What to do:
All material below is to be reproduced exactly.

Start of Records for the exercise

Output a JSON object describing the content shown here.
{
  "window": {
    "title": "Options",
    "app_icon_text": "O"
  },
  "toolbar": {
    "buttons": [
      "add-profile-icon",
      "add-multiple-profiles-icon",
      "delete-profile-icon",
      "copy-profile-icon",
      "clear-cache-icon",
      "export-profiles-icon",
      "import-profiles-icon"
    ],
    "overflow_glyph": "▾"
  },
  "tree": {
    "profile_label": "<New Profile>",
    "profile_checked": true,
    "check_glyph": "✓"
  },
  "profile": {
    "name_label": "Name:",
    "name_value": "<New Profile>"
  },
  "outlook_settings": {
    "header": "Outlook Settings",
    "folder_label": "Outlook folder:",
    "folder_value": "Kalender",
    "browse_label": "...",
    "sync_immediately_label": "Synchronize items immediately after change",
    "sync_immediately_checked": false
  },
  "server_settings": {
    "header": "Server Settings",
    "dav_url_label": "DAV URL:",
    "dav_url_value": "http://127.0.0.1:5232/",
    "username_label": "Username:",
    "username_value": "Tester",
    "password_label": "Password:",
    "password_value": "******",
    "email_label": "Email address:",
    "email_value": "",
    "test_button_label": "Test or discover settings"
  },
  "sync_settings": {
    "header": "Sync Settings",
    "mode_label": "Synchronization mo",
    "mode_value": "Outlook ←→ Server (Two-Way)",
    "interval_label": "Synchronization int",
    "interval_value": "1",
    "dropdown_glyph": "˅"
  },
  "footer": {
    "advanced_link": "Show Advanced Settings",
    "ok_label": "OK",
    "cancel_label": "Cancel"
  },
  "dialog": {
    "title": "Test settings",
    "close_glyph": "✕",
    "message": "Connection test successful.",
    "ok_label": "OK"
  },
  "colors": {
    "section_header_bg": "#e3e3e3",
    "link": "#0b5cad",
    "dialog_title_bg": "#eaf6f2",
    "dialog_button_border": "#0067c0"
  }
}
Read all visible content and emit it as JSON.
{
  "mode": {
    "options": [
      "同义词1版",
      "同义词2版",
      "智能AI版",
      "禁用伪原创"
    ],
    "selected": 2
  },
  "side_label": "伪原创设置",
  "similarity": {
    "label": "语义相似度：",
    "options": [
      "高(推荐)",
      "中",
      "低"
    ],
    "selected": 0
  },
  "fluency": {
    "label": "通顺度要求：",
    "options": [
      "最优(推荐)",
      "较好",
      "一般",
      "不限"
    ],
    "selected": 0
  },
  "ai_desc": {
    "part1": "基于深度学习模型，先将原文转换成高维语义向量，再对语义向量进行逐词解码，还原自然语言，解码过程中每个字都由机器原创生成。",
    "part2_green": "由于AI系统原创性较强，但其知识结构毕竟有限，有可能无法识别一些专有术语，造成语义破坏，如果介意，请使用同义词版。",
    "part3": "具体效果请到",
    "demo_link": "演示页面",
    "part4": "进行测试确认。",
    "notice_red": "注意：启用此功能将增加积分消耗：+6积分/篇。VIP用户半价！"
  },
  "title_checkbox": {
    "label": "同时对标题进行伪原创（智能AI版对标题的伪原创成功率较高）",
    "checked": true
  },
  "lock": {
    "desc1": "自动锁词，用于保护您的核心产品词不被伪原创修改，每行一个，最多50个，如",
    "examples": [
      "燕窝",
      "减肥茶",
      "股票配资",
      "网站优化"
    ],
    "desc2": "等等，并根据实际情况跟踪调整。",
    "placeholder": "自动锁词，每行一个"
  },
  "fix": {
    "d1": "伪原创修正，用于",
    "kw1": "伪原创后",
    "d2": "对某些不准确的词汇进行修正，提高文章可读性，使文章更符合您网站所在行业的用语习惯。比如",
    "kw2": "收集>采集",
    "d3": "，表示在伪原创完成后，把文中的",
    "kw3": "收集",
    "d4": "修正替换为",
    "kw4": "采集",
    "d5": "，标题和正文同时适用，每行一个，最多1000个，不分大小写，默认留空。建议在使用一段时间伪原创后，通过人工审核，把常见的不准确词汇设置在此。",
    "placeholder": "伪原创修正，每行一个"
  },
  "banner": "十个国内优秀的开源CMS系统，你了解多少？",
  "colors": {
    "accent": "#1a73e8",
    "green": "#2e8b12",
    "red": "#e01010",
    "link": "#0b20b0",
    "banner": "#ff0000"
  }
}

End of Records for the exercise

Result for this exercise:
Output a JSON object describing the content shown here.
{
  "window": {
    "title": "Options",
    "app_icon_text": "O"
  },
  "toolbar": {
    "buttons": [
      "add-profile-icon",
      "add-multiple-profiles-icon",
      "delete-profile-icon",
      "copy-profile-icon",
      "clear-cache-icon",
      "export-profiles-icon",
      "import-profiles-icon"
    ],
    "overflow_glyph": "▾"
  },
  "tree": {
    "profile_label": "<New Profile>",
    "profile_checked": true,
    "check_glyph": "✓"
  },
  "profile": {
    "name_label": "Name:",
    "name_value": "<New Profile>"
  },
  "outlook_settings": {
    "header": "Outlook Settings",
    "folder_label": "Outlook folder:",
    "folder_value": "Kalender",
    "browse_label": "...",
    "sync_immediately_label": "Synchronize items immediately after change",
    "sync_immediately_checked": false
  },
  "server_settings": {
    "header": "Server Settings",
    "dav_url_label": "DAV URL:",
    "dav_url_value": "http://127.0.0.1:5232/",
    "username_label": "Username:",
    "username_value": "Tester",
    "password_label": "Password:",
    "password_value": "******",
    "email_label": "Email address:",
    "email_value": "",
    "test_button_label": "Test or discover settings"
  },
  "sync_settings": {
    "header": "Sync Settings",
    "mode_label": "Synchronization mo",
    "mode_value": "Outlook ←→ Server (Two-Way)",
    "interval_label": "Synchronization int",
    "interval_value": "1",
    "dropdown_glyph": "˅"
  },
  "footer": {
    "advanced_link": "Show Advanced Settings",
    "ok_label": "OK",
    "cancel_label": "Cancel"
  },
  "dialog": {
    "title": "Test settings",
    "close_glyph": "✕",
    "message": "Connection test successful.",
    "ok_label": "OK"
  },
  "colors": {
    "section_header_bg": "#e3e3e3",
    "link": "#0b5cad",
    "dialog_title_bg": "#eaf6f2",
    "dialog_button_border": "#0067c0"
  }
}
Read all visible content and emit it as JSON.
{
  "mode": {
    "options": [
      "同义词1版",
      "同义词2版",
      "智能AI版",
      "禁用伪原创"
    ],
    "selected": 2
  },
  "side_label": "伪原创设置",
  "similarity": {
    "label": "语义相似度：",
    "options": [
      "高(推荐)",
      "中",
      "低"
    ],
    "selected": 0
  },
  "fluency": {
    "label": "通顺度要求：",
    "options": [
      "最优(推荐)",
      "较好",
      "一般",
      "不限"
    ],
    "selected": 0
  },
  "ai_desc": {
    "part1": "基于深度学习模型，先将原文转换成高维语义向量，再对语义向量进行逐词解码，还原自然语言，解码过程中每个字都由机器原创生成。",
    "part2_green": "由于AI系统原创性较强，但其知识结构毕竟有限，有可能无法识别一些专有术语，造成语义破坏，如果介意，请使用同义词版。",
    "part3": "具体效果请到",
    "demo_link": "演示页面",
    "part4": "进行测试确认。",
    "notice_red": "注意：启用此功能将增加积分消耗：+6积分/篇。VIP用户半价！"
  },
  "title_checkbox": {
    "label": "同时对标题进行伪原创（智能AI版对标题的伪原创成功率较高）",
    "checked": true
  },
  "lock": {
    "desc1": "自动锁词，用于保护您的核心产品词不被伪原创修改，每行一个，最多50个，如",
    "examples": [
      "燕窝",
      "减肥茶",
      "股票配资",
      "网站优化"
    ],
    "desc2": "等等，并根据实际情况跟踪调整。",
    "placeholder": "自动锁词，每行一个"
  },
  "fix": {
    "d1": "伪原创修正，用于",
    "kw1": "伪原创后",
    "d2": "对某些不准确的词汇进行修正，提高文章可读性，使文章更符合您网站所在行业的用语习惯。比如",
    "kw2": "收集>采集",
    "d3": "，表示在伪原创完成后，把文中的",
    "kw3": "收集",
    "d4": "修正替换为",
    "kw4": "采集",
    "d5": "，标题和正文同时适用，每行一个，最多1000个，不分大小写，默认留空。建议在使用一段时间伪原创后，通过人工审核，把常见的不准确词汇设置在此。",
    "placeholder": "伪原创修正，每行一个"
  },
  "banner": "十个国内优秀的开源CMS系统，你了解多少？",
  "colors": {
    "accent": "#1a73e8",
    "green": "#2e8b12",
    "red": "#e01010",
    "link": "#0b20b0",
    "banner": "#ff0000"
  }
}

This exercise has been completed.